* **Supplied text**
Start

The US non-life insurance market’s holdings of commercial real estate (CRE) and other real estate should withstand the challenging economic environment and reduced valuations over the medium term.
Fitch Ratings expect any losses to remain within ratings sensitivities given low levels of portfolio exposure.
The US non-life insurance industry main asset allocation of its $2 trillion investment portfolio is high-quality, fixed income securities, accounting for approximately 55% of assets invested.
High-quality fixed income securities back insurance liabilities and match duration of the liabilities fairly well while not incurring significant capital charges.
Amid high inflation pressuring loss costs, non-life insurers have increased liquidity, with cash and short-term holdings at 7% of industry invested assets.
Insurers’ ratings are likely to be resilient to a moderate fall in commercial real-estate (CRE) values, Beinsure says in a report, although a systemic crisis would put greater pressure on individual issuers with larger exposures.
Deterioration across property types and growing recessionary risks will contribute to modest growth in mortgage loans over the near term.
Single-family origination growth will slow to moderate levels in 2H2023 and 2024 due to higher interest rates, which are slowing demand amid deteriorating economic conditions.
Non-Life Insurance Industry Asset Allocation
Individual company results vary, but on the whole no major impairments are anticipated over the ratings cycle, and no single portfolio looks overly exposed to real estate; however, there may be some idiosyncratic risk in a company’s portfolio (see Largest Life Insurance Companies in U.S.).
Potential credit quality deterioration should be mitigated by holdings of high-quality fixed income securities and shorter invested asset duration.
Allocations to riskier invested assets for the non-life insurance sector, which include equities, schedule BA (alternatives) and below-investment-grade bonds, were stable at 62% YE 2022, which was flat compared to the prior year.
Equities accounted for 49% of surplus in 2022, while Schedule BA and below-investment-grade allocations were 7% and 6%, respectively.
U.S. life insurers’ commercial real estate (CRE) exposure is predominantly via commercial mortgage loans, with more modest exposure to commercial mortgage backed securities (CMBS) at less than 5% of cash and invested assets, with equity real estate not a meaningful allocation.
Risky Assets Percentage of Policyholder Surplus
Composition and amount of schedule BA alternative assets varies widely by company but tends to be in the form of limited partnerships, hedge funds, private equity, private credit and certain real estate funds.

End

* **Extracted entries**

Start

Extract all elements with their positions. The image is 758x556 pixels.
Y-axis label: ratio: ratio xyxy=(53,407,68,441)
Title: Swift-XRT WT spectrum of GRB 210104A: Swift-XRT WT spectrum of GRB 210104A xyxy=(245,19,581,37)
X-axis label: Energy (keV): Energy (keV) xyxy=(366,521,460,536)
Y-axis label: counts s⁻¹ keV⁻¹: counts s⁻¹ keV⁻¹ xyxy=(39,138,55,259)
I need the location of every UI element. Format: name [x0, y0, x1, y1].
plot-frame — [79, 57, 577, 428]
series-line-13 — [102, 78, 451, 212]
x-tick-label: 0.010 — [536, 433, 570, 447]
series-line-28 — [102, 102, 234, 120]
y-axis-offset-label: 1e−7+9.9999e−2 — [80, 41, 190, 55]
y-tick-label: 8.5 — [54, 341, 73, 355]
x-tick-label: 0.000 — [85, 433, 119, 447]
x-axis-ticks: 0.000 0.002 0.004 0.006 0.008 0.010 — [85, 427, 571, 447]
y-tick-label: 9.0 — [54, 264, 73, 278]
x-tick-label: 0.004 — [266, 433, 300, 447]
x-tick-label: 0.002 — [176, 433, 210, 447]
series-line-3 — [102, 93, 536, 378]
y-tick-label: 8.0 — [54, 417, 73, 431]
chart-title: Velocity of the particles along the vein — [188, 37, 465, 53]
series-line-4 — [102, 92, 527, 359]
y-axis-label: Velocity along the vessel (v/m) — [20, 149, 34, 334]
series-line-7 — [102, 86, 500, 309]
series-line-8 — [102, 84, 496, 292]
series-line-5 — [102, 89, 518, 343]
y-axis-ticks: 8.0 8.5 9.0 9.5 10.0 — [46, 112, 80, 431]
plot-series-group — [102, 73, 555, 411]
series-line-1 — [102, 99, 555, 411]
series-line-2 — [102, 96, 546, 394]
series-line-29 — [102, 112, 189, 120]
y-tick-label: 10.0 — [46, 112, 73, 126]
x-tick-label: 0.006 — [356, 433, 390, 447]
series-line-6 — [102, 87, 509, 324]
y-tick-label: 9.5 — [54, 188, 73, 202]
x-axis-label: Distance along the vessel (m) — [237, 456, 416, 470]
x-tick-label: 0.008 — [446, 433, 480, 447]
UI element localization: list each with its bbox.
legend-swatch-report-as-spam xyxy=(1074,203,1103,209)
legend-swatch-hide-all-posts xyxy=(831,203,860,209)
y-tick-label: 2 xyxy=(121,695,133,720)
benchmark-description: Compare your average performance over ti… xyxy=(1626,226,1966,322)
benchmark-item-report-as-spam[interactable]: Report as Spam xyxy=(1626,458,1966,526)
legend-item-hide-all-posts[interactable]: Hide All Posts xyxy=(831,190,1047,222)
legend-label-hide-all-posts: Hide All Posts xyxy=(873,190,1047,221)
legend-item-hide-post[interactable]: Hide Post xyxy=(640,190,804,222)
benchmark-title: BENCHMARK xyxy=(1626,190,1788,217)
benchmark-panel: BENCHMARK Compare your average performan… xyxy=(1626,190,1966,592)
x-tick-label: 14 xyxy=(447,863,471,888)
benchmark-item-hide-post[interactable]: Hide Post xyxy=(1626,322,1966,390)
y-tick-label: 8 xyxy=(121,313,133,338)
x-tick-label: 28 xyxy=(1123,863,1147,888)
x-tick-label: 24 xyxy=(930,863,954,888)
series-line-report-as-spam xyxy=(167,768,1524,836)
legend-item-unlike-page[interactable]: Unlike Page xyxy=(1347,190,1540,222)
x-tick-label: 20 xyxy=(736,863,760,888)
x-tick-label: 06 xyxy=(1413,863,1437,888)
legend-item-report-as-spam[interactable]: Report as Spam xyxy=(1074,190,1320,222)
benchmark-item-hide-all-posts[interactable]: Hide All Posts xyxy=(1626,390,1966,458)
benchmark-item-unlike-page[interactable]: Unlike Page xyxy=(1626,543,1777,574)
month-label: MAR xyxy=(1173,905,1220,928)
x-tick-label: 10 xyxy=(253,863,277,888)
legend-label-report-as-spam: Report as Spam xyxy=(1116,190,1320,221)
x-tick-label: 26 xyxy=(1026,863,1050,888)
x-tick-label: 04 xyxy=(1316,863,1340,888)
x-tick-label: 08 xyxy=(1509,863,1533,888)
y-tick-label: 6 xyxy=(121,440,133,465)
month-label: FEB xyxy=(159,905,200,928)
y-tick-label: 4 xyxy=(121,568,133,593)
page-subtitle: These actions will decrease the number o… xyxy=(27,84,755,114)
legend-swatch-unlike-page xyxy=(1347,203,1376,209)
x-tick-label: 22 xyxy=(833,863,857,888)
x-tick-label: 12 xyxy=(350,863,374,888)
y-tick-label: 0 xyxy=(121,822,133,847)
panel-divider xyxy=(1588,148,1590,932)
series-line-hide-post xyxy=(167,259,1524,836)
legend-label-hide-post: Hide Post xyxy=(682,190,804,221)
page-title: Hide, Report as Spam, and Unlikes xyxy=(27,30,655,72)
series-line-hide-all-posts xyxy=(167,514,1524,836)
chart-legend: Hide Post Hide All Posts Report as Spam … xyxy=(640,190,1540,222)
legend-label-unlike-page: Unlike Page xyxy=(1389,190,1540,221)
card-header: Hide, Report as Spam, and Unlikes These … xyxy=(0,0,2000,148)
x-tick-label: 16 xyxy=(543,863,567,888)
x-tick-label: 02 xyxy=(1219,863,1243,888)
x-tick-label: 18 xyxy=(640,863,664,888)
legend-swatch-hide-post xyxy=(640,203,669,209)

End

* **Direction A**
Check each statement against the text on insurers' real estate holdings. For each one, answer yes or no and quote the words of the text that decide it.
(i) High-quality fixed income securities make up about 55% of the non-life industry's invested assets.
(ii) Non-life insurers hold cash and short-term holdings at 10% of industry invested assets.
(iii) The non-life sector's allocation to riskier invested assets rose compared with the prior year.
* **Direction B**
Answer these questions using the text on insurers' real estate holdings.
(i) How large is the US non-life insurance industry's investment portfolio?
(ii) What percentage of surplus did equities account for in 2022?
(iii) Through what is U.S. life insurers' commercial real estate exposure predominantly held?
* **Direction C**
Write the next part of the text on insurers' real estate holdings, starting after its final sentence.

* **Output A**
(i) Yes: "accounting for approximately 55% of assets invested"
(ii) No: "cash and short-term holdings at 7% of industry invested assets"
(iii) No: "which was flat compared to the prior year"

* **Output B**
(i) $2 trillion
(ii) 49%
(iii) Commercial mortgage loans

* **Output C**
These investments offer increased yield and portfolio diversity but less liquidity relative to equities and bonds.
The largest real estate investment for the non-life industry is residential mortgage-backed securities (RMBS), which has accounted for approximately half of all real estate investments since 2019.
A substantial amount of RMBS held by non-life insurers is issued by government-sponsored entities (GSEs), Fannie Mae and Freddie Mac (rated ‘AA+’ by Fitch) which benefits from implicit government support.
Fitch does not rate any of the MBS products directly issued by the GSEs, which would theoretically carry a rating consistent with the GSEs’ long-term issuer default rating (LT IDR). Any RMBS that fall below investment grade would be captured in Fitch’s risky asset ratio.
Non-Life Insurer Real Estate Exposure % of Surplus
The non-life insurance industry has lower invested asset duration, averaging around 4.8 years in 2022, relative to the life insurance industry.
Option-adjusted duration (OAD) has remained relatively unchanged since 2018, but did lengthen slightly in 2022, driven by a meaningful duration extension in the tax-exempt municipal bonds.
Non-life insurers also have more capital than the global life insurance industry, resulting in significantly less investment leverage of approximately 2x versus the life insurance industry of 11x.
U.S. life insurers had 13% of their aggregate investment portfolios in mortgage loans, or 1.6x capital, which is above historic levels of 8%-12% but stable yoy.
Office and retail valuations are likely to drop further over the medium term, with office most pressured by reduced occupancy. U.S. insurers have continued to de-emphasize these subsectors, and are focusing on multifamily and industrial.
Fitch expect continued negative NOI growth for office properties in 2023, with office loan delinquencies within Fitch’s rated CMBS universe to double to 3.5% to 4% at end-2023 versus 1.8% in May.
AUTHORS: Gerald Glombicki, CPA, CISSP, CCSP, CISA, ARM – Senior Director, Insurance at Fitch Ratings, Douglas Pawlowski – Senior Director, Insurance (North America) at Fitch Ratings, Laura Kaster, CFA – Senior Director, Fitch Wire (North and South American Financial Institutions)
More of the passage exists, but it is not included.